**Dataset records**
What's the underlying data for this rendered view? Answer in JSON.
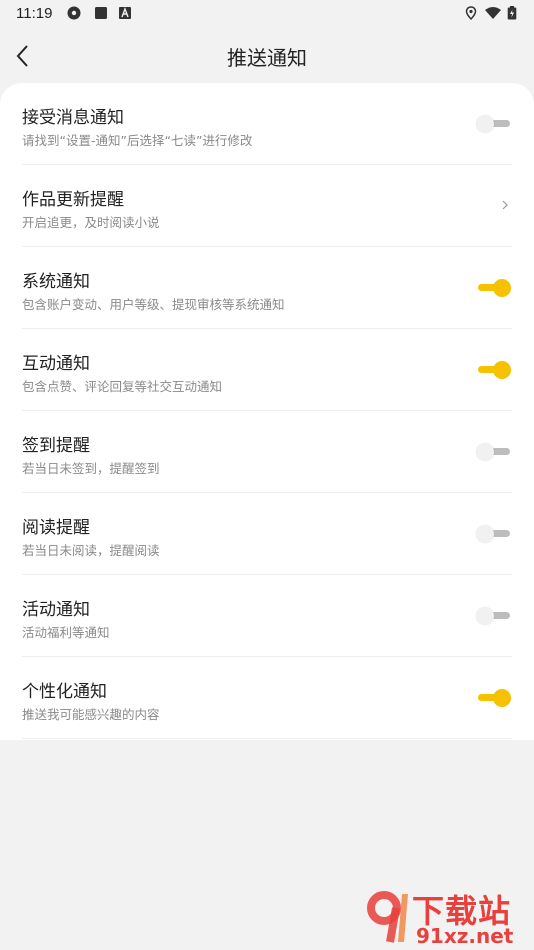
{
  "status_bar": {
    "time": "11:19",
    "icons": [
      "settings-gear-icon",
      "stop-square-icon",
      "a-box-icon",
      "location-icon",
      "wifi-icon",
      "battery-icon"
    ]
  },
  "header": {
    "title": "推送通知",
    "back_icon": "chevron-left-icon"
  },
  "settings": [
    {
      "title": "接受消息通知",
      "desc": "请找到“设置-通知”后选择“七读”进行修改",
      "control": "toggle",
      "on": false
    },
    {
      "title": "作品更新提醒",
      "desc": "开启追更，及时阅读小说",
      "control": "chevron"
    },
    {
      "title": "系统通知",
      "desc": "包含账户变动、用户等级、提现审核等系统通知",
      "control": "toggle",
      "on": true
    },
    {
      "title": "互动通知",
      "desc": "包含点赞、评论回复等社交互动通知",
      "control": "toggle",
      "on": true
    },
    {
      "title": "签到提醒",
      "desc": "若当日未签到，提醒签到",
      "control": "toggle",
      "on": false
    },
    {
      "title": "阅读提醒",
      "desc": "若当日未阅读，提醒阅读",
      "control": "toggle",
      "on": false
    },
    {
      "title": "活动通知",
      "desc": "活动福利等通知",
      "control": "toggle",
      "on": false
    },
    {
      "title": "个性化通知",
      "desc": "推送我可能感兴趣的内容",
      "control": "toggle",
      "on": true
    }
  ],
  "colors": {
    "accent": "#f6c100",
    "toggle_off": "#bdbdbd",
    "background": "#f2f2f2"
  },
  "watermark": {
    "line1": "下载站",
    "line2": "91xz.net"
  }
}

**What the exercise asks**
Find the lines above that contain the word "desc" and collect them.

**Written solution**
      "desc": "请找到“设置-通知”后选择“七读”进行修改",
      "desc": "开启追更，及时阅读小说",
      "desc": "包含账户变动、用户等级、提现审核等系统通知",
      "desc": "包含点赞、评论回复等社交互动通知",
      "desc": "若当日未签到，提醒签到",
      "desc": "若当日未阅读，提醒阅读",
      "desc": "活动福利等通知",
      "desc": "推送我可能感兴趣的内容",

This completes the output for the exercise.